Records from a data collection
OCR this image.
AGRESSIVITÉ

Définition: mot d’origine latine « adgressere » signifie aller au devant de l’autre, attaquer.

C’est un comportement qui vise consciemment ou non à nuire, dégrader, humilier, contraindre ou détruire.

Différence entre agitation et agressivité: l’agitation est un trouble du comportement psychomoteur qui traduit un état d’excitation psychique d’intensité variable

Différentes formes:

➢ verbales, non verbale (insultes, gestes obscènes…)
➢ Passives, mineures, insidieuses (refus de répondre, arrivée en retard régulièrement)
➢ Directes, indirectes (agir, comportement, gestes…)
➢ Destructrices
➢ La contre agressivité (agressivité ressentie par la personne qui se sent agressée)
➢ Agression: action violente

--

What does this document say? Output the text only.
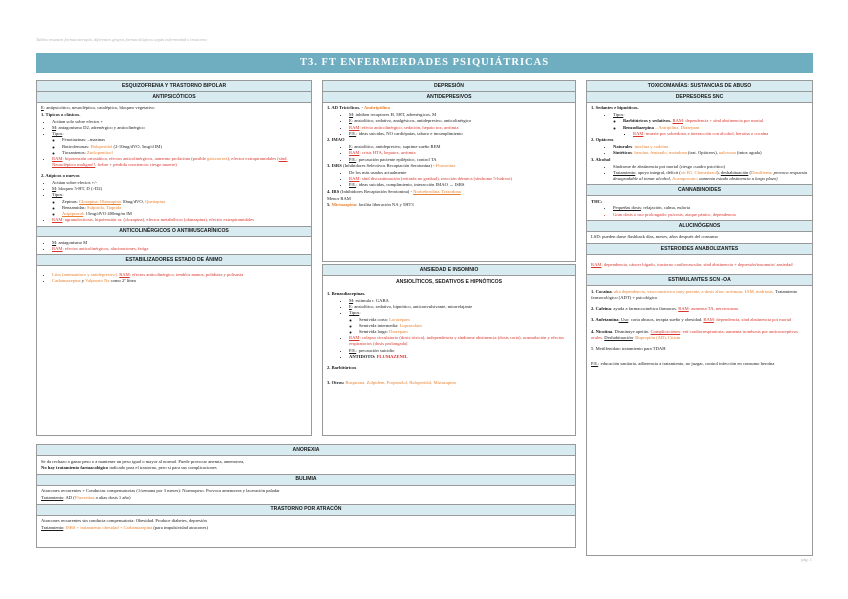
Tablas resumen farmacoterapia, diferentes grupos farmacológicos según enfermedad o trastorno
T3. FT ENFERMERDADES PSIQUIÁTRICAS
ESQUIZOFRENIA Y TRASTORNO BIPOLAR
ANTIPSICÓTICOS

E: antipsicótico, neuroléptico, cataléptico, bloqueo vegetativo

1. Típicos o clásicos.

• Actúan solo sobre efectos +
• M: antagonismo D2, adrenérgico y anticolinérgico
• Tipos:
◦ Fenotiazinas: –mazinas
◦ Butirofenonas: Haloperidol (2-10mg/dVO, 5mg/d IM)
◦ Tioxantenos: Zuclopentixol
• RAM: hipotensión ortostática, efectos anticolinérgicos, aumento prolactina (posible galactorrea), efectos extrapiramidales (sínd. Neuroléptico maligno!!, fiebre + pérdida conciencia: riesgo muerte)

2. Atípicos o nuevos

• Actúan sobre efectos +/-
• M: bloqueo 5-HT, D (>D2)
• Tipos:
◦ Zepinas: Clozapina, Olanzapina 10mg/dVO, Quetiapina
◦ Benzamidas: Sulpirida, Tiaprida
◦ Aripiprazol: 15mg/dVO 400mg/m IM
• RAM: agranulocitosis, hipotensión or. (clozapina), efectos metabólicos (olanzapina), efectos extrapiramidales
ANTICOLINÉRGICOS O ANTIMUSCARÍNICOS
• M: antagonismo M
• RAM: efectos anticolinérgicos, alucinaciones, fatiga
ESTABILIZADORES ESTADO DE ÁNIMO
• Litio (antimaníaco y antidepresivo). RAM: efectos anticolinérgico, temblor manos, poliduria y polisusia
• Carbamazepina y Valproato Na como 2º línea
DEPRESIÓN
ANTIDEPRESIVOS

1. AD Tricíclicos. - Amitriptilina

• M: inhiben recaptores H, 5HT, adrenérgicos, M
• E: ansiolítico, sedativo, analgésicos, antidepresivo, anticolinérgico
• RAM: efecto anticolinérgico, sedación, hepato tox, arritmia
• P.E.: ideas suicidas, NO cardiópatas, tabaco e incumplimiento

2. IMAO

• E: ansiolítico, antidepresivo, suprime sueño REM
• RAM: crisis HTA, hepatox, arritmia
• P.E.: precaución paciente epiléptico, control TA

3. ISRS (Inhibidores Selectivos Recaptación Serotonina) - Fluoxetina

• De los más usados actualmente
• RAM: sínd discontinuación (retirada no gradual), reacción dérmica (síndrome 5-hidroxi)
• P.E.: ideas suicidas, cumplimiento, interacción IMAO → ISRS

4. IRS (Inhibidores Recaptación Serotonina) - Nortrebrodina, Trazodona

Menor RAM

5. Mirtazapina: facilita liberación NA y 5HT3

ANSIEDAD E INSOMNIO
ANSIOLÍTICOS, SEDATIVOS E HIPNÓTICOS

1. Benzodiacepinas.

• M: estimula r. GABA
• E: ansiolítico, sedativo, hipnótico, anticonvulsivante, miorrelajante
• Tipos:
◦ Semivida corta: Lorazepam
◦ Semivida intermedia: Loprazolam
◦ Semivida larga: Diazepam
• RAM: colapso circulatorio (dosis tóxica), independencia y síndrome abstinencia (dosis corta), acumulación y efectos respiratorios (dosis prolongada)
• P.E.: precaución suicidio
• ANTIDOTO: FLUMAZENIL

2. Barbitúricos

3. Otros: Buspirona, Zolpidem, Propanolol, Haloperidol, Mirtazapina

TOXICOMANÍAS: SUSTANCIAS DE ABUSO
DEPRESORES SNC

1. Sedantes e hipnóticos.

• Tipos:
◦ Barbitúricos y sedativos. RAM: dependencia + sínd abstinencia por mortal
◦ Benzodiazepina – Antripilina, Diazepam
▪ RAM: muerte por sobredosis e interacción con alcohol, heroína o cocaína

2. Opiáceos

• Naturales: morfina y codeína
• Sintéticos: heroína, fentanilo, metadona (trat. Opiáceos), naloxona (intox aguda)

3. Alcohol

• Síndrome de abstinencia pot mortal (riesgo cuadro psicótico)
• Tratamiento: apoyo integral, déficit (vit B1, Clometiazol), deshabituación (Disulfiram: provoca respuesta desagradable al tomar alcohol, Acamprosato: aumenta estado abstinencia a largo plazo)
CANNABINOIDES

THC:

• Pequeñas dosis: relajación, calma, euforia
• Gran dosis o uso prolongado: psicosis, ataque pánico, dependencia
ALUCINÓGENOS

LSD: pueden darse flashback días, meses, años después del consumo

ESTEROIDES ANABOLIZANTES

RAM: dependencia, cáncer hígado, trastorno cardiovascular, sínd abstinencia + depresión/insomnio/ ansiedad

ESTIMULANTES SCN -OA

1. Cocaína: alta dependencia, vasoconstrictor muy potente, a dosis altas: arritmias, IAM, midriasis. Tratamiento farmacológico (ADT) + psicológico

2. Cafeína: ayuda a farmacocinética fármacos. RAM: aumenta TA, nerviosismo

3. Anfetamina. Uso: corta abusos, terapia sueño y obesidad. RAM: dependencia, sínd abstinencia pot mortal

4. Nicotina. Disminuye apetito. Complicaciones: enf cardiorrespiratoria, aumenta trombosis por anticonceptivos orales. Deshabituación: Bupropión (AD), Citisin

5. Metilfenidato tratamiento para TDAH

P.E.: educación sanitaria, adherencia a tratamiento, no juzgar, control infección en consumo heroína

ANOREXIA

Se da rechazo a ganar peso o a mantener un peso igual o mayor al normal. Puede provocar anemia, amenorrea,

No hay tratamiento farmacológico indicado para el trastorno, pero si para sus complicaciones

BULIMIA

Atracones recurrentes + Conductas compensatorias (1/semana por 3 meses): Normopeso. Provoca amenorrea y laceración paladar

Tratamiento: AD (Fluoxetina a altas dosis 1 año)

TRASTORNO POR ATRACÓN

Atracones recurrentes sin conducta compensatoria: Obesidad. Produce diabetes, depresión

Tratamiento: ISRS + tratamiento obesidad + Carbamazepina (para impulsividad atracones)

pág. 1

Problem to solve. State how many lines include the string "consumo". Give no other information.

The result. 2